§ Written exercise: Gather from the material every line that contains the string "this".

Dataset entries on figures

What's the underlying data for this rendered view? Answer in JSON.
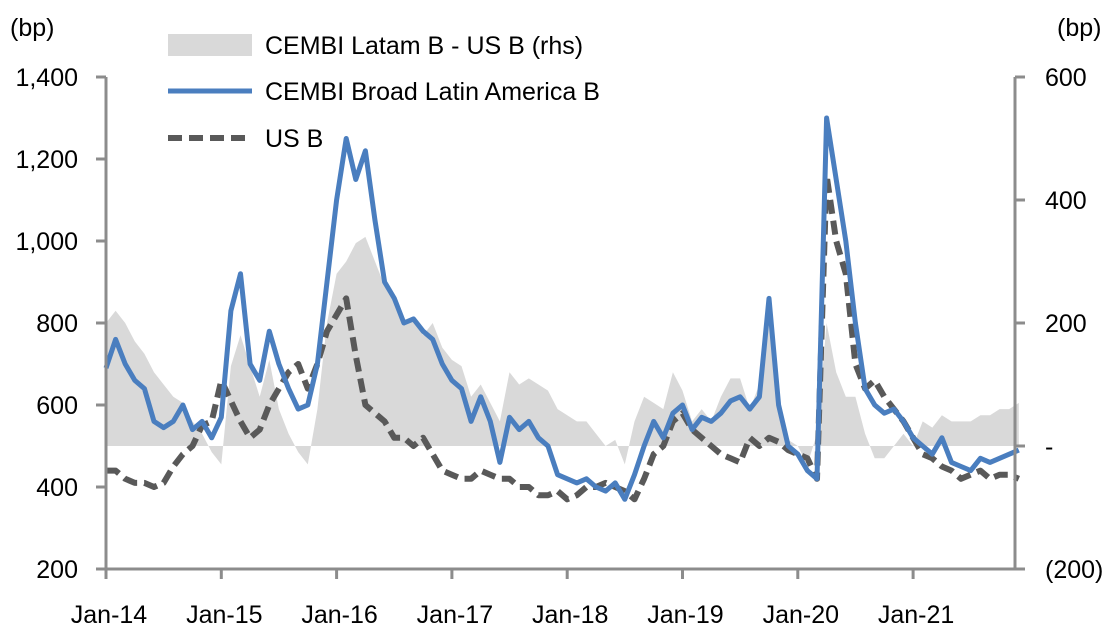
{
  "chart_data": {
    "type": "line",
    "title": "",
    "left_axis": {
      "label": "(bp)",
      "ylim": [
        200,
        1400
      ],
      "ticks": [
        200,
        400,
        600,
        800,
        1000,
        1200,
        1400
      ],
      "tick_labels": [
        "200",
        "400",
        "600",
        "800",
        "1,000",
        "1,200",
        "1,400"
      ]
    },
    "right_axis": {
      "label": "(bp)",
      "ylim": [
        -200,
        600
      ],
      "ticks": [
        -200,
        0,
        200,
        400,
        600
      ],
      "tick_labels": [
        "(200)",
        "-",
        "200",
        "400",
        "600"
      ]
    },
    "x_axis": {
      "start": "Jan-14",
      "end": "Oct-21",
      "tick_labels": [
        "Jan-14",
        "Jan-15",
        "Jan-16",
        "Jan-17",
        "Jan-18",
        "Jan-19",
        "Jan-20",
        "Jan-21"
      ],
      "tick_month_index": [
        0,
        12,
        24,
        36,
        48,
        60,
        72,
        84
      ]
    },
    "legend": {
      "placement": "top-left",
      "entries": [
        {
          "name": "CEMBI Latam B - US B (rhs)",
          "style": "area",
          "color": "#d9d9d9"
        },
        {
          "name": "CEMBI Broad Latin America B",
          "style": "solid",
          "color": "#4a7ebf"
        },
        {
          "name": "US B",
          "style": "dashed",
          "color": "#595959"
        }
      ]
    },
    "x": [
      "Jan-14",
      "Feb-14",
      "Mar-14",
      "Apr-14",
      "May-14",
      "Jun-14",
      "Jul-14",
      "Aug-14",
      "Sep-14",
      "Oct-14",
      "Nov-14",
      "Dec-14",
      "Jan-15",
      "Feb-15",
      "Mar-15",
      "Apr-15",
      "May-15",
      "Jun-15",
      "Jul-15",
      "Aug-15",
      "Sep-15",
      "Oct-15",
      "Nov-15",
      "Dec-15",
      "Jan-16",
      "Feb-16",
      "Mar-16",
      "Apr-16",
      "May-16",
      "Jun-16",
      "Jul-16",
      "Aug-16",
      "Sep-16",
      "Oct-16",
      "Nov-16",
      "Dec-16",
      "Jan-17",
      "Feb-17",
      "Mar-17",
      "Apr-17",
      "May-17",
      "Jun-17",
      "Jul-17",
      "Aug-17",
      "Sep-17",
      "Oct-17",
      "Nov-17",
      "Dec-17",
      "Jan-18",
      "Feb-18",
      "Mar-18",
      "Apr-18",
      "May-18",
      "Jun-18",
      "Jul-18",
      "Aug-18",
      "Sep-18",
      "Oct-18",
      "Nov-18",
      "Dec-18",
      "Jan-19",
      "Feb-19",
      "Mar-19",
      "Apr-19",
      "May-19",
      "Jun-19",
      "Jul-19",
      "Aug-19",
      "Sep-19",
      "Oct-19",
      "Nov-19",
      "Dec-19",
      "Jan-20",
      "Feb-20",
      "Mar-20",
      "Apr-20",
      "May-20",
      "Jun-20",
      "Jul-20",
      "Aug-20",
      "Sep-20",
      "Oct-20",
      "Nov-20",
      "Dec-20",
      "Jan-21",
      "Feb-21",
      "Mar-21",
      "Apr-21",
      "May-21",
      "Jun-21",
      "Jul-21",
      "Aug-21",
      "Sep-21",
      "Oct-21"
    ],
    "series": [
      {
        "name": "CEMBI Broad Latin America B",
        "axis": "left",
        "values": [
          690,
          760,
          700,
          660,
          640,
          560,
          545,
          560,
          600,
          540,
          560,
          520,
          570,
          830,
          920,
          700,
          660,
          780,
          700,
          640,
          590,
          600,
          700,
          900,
          1100,
          1250,
          1150,
          1220,
          1050,
          900,
          860,
          800,
          810,
          780,
          760,
          700,
          660,
          640,
          560,
          620,
          560,
          460,
          570,
          540,
          560,
          520,
          500,
          430,
          420,
          410,
          420,
          400,
          390,
          410,
          370,
          430,
          500,
          560,
          520,
          580,
          600,
          540,
          570,
          560,
          580,
          610,
          620,
          590,
          620,
          860,
          600,
          500,
          480,
          440,
          420,
          1300,
          1150,
          1000,
          800,
          640,
          600,
          580,
          590,
          560,
          520,
          500,
          480,
          520,
          460,
          450,
          440,
          470,
          460,
          470,
          480,
          490
        ]
      },
      {
        "name": "US B",
        "axis": "left",
        "values": [
          440,
          440,
          420,
          410,
          410,
          400,
          410,
          450,
          480,
          500,
          550,
          560,
          660,
          610,
          560,
          520,
          540,
          600,
          640,
          680,
          700,
          640,
          700,
          780,
          820,
          860,
          720,
          600,
          580,
          560,
          520,
          520,
          500,
          520,
          480,
          440,
          430,
          420,
          420,
          440,
          430,
          420,
          420,
          400,
          400,
          380,
          380,
          390,
          370,
          380,
          400,
          400,
          410,
          400,
          390,
          370,
          420,
          480,
          500,
          560,
          580,
          540,
          520,
          500,
          480,
          470,
          460,
          520,
          500,
          520,
          510,
          490,
          480,
          470,
          420,
          1160,
          1000,
          920,
          700,
          640,
          660,
          620,
          590,
          560,
          520,
          480,
          470,
          450,
          440,
          420,
          430,
          440,
          420,
          430,
          430,
          420
        ]
      },
      {
        "name": "CEMBI Latam B - US B (rhs)",
        "axis": "right",
        "values": [
          200,
          220,
          200,
          170,
          150,
          120,
          100,
          80,
          70,
          40,
          20,
          -10,
          -30,
          130,
          180,
          130,
          80,
          140,
          60,
          20,
          -10,
          -30,
          60,
          200,
          280,
          300,
          330,
          340,
          300,
          260,
          240,
          200,
          210,
          180,
          200,
          160,
          140,
          130,
          80,
          100,
          70,
          40,
          120,
          100,
          110,
          100,
          90,
          60,
          50,
          40,
          40,
          20,
          0,
          10,
          -30,
          40,
          80,
          70,
          60,
          120,
          90,
          40,
          60,
          40,
          80,
          110,
          110,
          60,
          100,
          240,
          60,
          10,
          0,
          -30,
          20,
          200,
          120,
          80,
          80,
          20,
          -20,
          -20,
          0,
          20,
          0,
          40,
          30,
          50,
          40,
          40,
          40,
          50,
          50,
          60,
          60,
          70
        ]
      }
    ],
    "grid": false
  }
}
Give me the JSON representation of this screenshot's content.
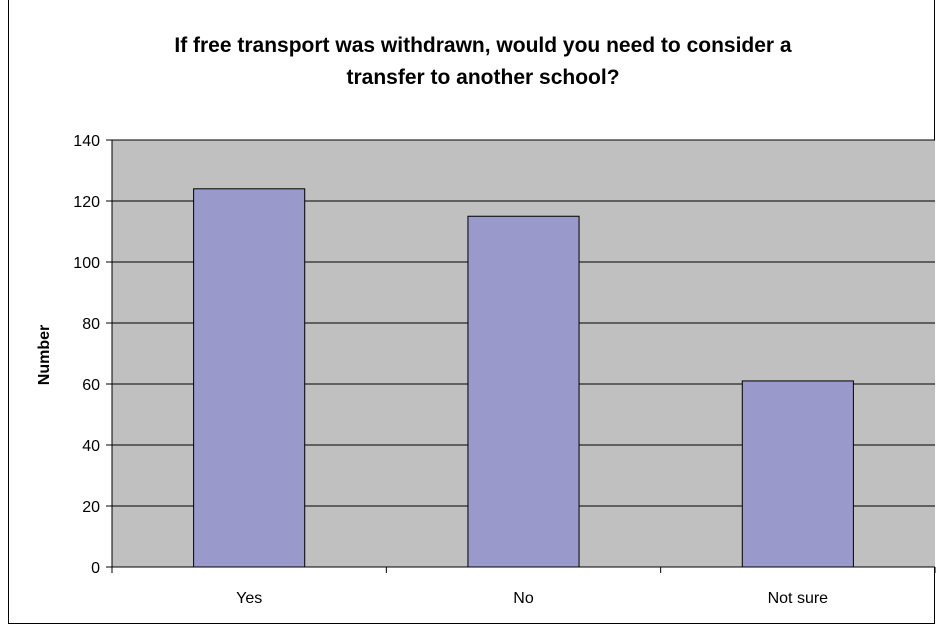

§ Final result:
What's the underlying data for this rendered view? Answer in JSON.
Give me the JSON representation of this screenshot's content.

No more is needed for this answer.